* _Problem description_:
Locate the string "tutto" throughout the material and copy every line in which it occurs.

* _Provided material_:
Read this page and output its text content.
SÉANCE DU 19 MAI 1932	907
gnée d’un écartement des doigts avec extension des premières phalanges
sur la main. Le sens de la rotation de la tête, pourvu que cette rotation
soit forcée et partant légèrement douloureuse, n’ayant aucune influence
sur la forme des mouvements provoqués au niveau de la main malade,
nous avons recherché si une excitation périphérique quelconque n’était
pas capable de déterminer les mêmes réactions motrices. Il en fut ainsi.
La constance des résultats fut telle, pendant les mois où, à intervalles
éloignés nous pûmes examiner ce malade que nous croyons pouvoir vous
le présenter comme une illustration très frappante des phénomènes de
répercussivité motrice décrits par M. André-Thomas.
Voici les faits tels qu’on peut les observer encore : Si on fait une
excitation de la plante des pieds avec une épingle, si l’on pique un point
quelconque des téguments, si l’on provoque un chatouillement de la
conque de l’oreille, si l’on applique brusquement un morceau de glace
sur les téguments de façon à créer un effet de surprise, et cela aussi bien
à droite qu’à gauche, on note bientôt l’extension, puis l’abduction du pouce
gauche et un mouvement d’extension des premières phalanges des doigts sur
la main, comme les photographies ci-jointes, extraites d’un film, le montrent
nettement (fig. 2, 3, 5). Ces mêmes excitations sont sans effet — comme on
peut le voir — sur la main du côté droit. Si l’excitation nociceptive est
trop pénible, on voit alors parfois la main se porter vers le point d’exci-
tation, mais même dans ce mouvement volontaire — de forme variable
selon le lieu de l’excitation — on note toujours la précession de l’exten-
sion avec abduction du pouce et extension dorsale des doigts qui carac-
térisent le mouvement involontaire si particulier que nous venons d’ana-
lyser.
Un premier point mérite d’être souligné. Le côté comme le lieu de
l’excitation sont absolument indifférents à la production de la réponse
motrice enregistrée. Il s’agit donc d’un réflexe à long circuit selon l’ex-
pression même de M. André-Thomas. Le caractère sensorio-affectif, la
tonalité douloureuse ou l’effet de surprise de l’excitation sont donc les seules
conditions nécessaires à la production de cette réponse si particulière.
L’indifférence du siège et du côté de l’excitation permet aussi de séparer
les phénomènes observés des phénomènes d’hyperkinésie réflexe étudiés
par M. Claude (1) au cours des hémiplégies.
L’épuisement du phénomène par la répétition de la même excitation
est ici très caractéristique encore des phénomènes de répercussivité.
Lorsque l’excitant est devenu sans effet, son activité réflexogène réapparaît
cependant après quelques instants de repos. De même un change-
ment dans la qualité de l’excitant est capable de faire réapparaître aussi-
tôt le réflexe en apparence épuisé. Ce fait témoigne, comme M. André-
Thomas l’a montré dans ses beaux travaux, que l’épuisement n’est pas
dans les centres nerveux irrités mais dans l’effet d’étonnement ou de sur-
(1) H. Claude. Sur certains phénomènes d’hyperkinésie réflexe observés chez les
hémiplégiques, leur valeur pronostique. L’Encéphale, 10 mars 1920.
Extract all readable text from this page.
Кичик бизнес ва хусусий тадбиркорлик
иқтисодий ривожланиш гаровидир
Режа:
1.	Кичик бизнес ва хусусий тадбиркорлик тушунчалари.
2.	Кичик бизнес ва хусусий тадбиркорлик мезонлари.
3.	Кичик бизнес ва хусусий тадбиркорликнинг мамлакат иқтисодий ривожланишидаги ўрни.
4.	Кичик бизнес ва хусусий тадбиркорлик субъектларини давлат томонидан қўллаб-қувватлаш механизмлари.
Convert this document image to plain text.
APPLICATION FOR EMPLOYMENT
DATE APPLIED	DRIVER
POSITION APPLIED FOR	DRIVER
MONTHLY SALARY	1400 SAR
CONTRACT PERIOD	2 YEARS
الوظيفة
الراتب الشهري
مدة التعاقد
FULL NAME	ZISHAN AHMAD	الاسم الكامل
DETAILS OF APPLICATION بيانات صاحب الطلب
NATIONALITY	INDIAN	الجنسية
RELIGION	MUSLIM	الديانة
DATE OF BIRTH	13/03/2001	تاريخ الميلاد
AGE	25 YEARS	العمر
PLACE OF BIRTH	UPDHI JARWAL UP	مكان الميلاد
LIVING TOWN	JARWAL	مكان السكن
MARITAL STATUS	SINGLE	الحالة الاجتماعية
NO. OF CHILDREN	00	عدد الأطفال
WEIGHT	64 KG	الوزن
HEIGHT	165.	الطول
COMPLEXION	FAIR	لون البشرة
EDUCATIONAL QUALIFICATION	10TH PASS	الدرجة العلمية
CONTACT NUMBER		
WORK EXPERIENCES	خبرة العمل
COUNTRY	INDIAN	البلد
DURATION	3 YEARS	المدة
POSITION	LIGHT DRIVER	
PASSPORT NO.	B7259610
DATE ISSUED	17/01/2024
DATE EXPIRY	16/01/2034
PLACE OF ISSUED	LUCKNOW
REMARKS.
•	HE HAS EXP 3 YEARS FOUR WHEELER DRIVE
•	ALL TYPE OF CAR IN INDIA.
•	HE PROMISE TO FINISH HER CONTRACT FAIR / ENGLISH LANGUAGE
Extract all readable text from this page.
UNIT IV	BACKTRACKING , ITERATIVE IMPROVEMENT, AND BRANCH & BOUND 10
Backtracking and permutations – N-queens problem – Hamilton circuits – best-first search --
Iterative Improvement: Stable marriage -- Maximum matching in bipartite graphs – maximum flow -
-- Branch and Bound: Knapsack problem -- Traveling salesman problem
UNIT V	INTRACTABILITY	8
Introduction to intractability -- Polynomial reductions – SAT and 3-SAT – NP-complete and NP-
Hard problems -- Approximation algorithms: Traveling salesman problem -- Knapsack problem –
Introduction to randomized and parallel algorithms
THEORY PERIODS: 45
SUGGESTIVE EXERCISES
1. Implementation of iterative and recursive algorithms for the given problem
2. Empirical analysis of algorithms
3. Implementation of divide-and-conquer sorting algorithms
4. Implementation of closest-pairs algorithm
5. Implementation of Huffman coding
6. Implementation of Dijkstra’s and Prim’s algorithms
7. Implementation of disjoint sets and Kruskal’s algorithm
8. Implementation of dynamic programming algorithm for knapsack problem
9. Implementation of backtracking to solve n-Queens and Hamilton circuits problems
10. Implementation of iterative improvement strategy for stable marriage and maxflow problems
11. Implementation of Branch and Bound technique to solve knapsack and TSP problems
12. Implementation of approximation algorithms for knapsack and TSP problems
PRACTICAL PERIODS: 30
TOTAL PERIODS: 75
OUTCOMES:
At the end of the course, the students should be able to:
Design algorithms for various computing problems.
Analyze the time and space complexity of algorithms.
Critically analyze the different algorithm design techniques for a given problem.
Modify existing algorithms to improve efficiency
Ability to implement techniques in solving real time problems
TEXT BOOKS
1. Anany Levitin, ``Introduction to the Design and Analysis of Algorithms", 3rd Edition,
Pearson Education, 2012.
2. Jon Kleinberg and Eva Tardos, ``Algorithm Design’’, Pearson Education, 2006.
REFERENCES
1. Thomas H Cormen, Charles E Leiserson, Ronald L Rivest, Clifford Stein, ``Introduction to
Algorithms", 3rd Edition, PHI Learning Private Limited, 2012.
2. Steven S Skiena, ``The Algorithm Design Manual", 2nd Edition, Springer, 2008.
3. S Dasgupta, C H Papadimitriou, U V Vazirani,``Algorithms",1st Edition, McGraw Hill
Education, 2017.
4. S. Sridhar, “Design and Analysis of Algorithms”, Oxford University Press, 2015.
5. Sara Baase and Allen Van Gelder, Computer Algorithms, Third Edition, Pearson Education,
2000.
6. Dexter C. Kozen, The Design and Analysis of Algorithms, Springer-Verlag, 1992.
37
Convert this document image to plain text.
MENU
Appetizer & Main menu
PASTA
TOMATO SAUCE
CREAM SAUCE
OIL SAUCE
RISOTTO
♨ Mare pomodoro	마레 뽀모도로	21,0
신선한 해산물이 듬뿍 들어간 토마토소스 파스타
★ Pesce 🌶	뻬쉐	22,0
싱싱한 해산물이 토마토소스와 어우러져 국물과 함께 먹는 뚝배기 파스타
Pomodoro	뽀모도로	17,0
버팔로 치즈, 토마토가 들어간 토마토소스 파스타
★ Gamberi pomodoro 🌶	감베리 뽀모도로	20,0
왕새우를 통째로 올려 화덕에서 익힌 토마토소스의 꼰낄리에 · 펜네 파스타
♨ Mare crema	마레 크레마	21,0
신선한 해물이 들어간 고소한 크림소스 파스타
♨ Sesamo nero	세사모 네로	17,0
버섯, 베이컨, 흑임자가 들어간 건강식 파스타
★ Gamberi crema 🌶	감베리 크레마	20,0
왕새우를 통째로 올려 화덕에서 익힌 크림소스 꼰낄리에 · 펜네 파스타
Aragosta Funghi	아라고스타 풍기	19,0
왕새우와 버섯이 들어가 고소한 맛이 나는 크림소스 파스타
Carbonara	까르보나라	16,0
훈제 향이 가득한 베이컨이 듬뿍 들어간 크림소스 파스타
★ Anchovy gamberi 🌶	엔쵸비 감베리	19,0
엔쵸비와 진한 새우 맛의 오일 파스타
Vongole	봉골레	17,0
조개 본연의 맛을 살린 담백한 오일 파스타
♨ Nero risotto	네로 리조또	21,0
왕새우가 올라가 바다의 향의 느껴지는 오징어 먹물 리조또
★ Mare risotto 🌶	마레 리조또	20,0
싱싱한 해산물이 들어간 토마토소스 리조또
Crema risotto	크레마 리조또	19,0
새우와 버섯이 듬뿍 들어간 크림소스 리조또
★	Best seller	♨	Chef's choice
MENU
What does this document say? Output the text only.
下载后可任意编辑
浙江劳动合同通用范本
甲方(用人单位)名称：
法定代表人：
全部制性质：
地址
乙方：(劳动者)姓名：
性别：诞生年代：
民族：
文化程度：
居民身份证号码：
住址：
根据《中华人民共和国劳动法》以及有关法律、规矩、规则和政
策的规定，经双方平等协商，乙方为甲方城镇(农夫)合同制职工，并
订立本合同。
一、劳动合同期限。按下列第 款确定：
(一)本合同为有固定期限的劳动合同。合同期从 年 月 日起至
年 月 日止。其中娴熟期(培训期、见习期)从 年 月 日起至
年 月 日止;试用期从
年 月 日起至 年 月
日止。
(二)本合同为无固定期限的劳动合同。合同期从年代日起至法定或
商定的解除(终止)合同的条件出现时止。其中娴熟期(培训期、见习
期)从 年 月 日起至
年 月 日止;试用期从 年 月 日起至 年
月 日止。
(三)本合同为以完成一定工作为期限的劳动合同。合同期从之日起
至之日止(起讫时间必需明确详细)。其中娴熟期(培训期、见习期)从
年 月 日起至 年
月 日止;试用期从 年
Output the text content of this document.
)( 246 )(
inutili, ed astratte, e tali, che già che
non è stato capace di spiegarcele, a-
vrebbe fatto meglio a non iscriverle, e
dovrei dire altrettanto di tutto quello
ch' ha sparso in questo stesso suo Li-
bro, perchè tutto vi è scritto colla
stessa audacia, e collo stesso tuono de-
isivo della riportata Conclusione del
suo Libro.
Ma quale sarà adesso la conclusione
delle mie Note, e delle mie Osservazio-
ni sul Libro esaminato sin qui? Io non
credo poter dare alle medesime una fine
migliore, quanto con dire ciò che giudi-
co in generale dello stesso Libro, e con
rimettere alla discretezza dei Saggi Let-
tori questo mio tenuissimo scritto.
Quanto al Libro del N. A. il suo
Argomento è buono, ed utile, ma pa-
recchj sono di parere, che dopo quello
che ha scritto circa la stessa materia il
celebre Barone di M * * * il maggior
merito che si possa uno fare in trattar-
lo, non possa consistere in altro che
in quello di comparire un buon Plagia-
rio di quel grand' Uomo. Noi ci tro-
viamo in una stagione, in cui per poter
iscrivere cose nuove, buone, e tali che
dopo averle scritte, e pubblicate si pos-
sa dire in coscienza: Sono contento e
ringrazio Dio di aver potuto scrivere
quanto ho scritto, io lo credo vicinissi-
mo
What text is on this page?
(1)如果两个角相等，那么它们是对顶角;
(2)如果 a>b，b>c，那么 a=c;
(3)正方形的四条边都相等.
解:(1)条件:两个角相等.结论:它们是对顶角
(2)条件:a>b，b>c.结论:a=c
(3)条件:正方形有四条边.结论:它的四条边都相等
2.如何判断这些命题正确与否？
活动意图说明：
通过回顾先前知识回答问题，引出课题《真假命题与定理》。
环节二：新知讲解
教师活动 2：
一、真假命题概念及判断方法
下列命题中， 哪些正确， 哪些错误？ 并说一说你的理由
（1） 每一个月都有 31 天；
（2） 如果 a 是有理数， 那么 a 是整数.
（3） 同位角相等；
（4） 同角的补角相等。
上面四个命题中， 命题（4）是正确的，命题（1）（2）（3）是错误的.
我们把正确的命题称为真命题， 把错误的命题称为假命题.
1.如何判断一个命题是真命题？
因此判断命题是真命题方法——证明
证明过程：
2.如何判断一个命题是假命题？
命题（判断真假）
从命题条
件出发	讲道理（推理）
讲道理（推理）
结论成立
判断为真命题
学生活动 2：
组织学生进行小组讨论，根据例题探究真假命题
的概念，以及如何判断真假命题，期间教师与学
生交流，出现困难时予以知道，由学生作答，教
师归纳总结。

* _Right answer_:
dovrei dire altrettanto di tutto quello
bro, perchè tutto vi è scritto colla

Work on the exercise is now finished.